Start

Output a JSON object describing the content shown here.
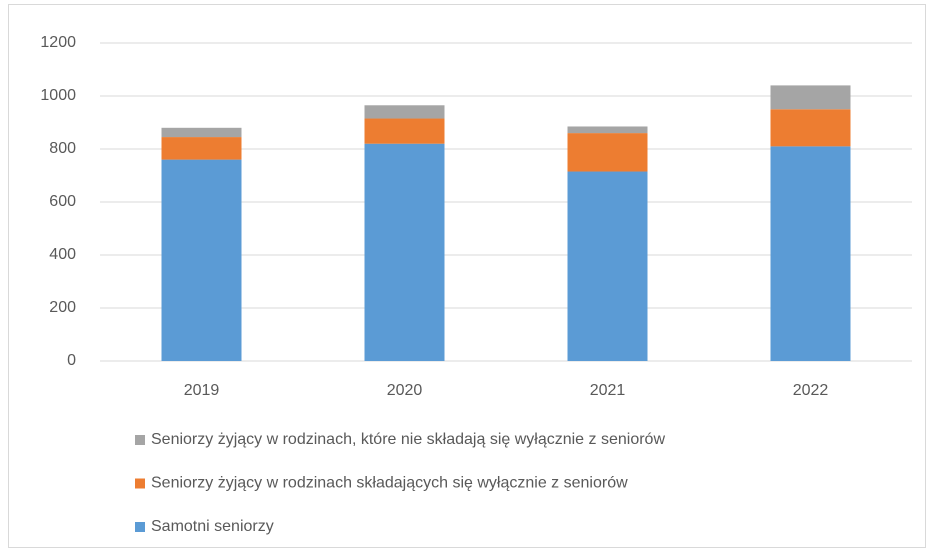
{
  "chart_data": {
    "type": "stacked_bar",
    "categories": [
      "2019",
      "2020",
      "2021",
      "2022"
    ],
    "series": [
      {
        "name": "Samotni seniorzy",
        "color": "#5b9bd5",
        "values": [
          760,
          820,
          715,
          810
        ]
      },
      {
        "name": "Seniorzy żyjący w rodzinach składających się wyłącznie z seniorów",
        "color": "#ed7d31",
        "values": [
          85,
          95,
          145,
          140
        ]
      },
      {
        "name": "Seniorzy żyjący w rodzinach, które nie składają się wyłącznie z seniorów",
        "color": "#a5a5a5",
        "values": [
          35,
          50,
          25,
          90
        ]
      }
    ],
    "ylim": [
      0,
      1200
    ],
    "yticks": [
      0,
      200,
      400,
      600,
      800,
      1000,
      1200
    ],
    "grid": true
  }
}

End
Start

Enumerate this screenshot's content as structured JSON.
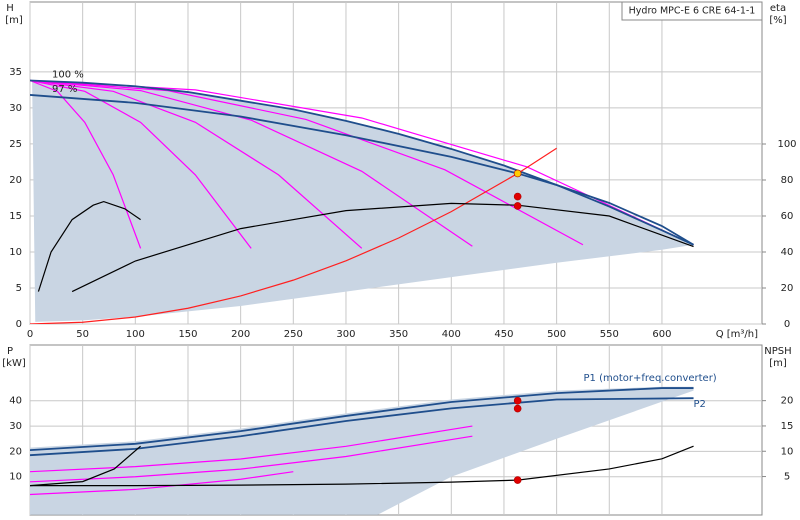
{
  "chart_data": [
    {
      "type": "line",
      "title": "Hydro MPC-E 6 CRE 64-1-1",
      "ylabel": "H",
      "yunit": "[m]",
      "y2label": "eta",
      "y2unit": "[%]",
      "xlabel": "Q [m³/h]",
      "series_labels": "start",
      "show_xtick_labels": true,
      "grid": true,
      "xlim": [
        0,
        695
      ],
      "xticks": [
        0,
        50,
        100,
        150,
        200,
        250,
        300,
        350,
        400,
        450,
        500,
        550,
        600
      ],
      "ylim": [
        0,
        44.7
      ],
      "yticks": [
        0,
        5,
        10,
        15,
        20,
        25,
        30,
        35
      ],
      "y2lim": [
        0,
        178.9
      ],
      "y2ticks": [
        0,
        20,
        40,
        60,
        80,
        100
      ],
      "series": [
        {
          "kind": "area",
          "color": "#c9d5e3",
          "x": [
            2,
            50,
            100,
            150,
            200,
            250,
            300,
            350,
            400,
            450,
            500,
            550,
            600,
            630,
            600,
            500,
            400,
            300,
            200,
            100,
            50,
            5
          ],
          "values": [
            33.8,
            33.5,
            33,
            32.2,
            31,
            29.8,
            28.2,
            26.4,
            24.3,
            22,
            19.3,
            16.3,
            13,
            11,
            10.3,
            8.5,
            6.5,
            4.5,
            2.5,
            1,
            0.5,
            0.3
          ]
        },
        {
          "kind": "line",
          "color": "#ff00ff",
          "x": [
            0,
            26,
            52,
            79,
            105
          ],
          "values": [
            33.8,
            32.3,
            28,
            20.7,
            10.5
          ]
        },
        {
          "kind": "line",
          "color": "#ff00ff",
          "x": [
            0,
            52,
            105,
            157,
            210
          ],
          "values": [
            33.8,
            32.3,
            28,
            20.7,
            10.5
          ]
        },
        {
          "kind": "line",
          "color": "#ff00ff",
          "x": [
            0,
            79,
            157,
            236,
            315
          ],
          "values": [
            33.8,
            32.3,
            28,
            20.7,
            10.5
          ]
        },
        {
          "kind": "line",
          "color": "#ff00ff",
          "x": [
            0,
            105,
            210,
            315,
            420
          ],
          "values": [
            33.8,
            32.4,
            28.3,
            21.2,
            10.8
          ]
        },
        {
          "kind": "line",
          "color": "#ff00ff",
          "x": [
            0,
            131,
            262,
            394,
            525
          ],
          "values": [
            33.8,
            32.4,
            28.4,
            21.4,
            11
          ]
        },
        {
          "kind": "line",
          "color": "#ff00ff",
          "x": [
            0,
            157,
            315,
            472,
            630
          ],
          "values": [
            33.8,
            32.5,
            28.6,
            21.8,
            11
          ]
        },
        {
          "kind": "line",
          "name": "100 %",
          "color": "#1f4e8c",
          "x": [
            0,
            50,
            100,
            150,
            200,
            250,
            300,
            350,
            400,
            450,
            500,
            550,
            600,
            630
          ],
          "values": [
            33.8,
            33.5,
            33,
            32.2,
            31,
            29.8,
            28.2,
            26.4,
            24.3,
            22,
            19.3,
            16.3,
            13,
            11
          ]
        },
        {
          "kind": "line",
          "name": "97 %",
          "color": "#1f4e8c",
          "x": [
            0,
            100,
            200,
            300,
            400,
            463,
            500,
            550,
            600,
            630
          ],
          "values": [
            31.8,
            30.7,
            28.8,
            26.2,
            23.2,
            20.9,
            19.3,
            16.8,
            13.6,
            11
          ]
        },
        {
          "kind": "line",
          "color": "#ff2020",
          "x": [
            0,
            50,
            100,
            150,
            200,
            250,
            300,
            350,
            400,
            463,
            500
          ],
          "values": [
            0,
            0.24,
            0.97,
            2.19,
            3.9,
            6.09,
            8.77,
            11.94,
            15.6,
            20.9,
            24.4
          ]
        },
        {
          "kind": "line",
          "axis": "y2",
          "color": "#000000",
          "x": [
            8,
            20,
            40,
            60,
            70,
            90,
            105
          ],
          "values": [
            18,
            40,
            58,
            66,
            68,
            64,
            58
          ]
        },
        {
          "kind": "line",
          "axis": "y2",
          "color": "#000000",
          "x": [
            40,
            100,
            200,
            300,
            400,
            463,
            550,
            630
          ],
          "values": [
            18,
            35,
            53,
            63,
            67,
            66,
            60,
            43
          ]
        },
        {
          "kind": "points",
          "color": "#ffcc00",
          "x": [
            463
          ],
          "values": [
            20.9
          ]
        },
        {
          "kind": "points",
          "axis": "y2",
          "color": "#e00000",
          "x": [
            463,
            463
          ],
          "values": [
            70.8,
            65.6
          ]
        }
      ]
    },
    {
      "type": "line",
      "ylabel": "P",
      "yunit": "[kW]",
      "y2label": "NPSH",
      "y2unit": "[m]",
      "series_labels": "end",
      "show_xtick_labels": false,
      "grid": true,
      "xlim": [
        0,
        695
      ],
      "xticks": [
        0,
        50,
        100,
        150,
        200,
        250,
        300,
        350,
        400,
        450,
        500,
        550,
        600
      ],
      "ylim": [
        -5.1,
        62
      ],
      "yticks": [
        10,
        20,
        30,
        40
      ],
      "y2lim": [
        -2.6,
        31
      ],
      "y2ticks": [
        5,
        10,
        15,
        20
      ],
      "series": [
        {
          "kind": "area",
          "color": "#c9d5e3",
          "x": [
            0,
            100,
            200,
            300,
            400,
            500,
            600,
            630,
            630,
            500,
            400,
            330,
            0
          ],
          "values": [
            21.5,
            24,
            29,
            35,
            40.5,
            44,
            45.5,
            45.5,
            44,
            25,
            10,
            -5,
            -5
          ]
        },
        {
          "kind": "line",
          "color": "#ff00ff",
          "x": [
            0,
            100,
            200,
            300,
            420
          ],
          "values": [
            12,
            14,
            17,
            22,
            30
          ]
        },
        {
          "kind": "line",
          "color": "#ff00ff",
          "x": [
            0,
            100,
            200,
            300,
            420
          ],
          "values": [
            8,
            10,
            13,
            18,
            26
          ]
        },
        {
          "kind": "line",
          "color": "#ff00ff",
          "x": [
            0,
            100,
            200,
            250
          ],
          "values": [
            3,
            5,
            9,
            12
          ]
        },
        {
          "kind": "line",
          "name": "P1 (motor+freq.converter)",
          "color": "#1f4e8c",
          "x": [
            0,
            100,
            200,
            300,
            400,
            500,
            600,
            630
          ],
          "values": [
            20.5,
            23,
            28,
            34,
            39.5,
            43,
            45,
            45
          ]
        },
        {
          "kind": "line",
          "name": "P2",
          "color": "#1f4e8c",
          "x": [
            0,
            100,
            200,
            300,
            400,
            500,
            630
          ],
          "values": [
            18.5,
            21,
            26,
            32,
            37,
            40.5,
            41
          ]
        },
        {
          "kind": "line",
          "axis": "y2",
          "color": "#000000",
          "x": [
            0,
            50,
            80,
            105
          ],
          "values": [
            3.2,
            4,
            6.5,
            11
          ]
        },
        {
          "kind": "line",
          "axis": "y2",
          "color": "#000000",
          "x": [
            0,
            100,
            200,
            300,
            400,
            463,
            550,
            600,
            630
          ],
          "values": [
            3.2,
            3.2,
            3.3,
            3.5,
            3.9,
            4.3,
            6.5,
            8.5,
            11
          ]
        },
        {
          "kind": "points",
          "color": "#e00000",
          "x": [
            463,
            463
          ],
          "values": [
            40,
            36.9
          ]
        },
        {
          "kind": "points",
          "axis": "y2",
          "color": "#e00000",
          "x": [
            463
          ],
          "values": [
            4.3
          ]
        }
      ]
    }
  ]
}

End

Of all the lines in the listing above, how many contain the word "wyłącznie"? Answer with the number alone.

__WRITTEN RESPONSE__: 2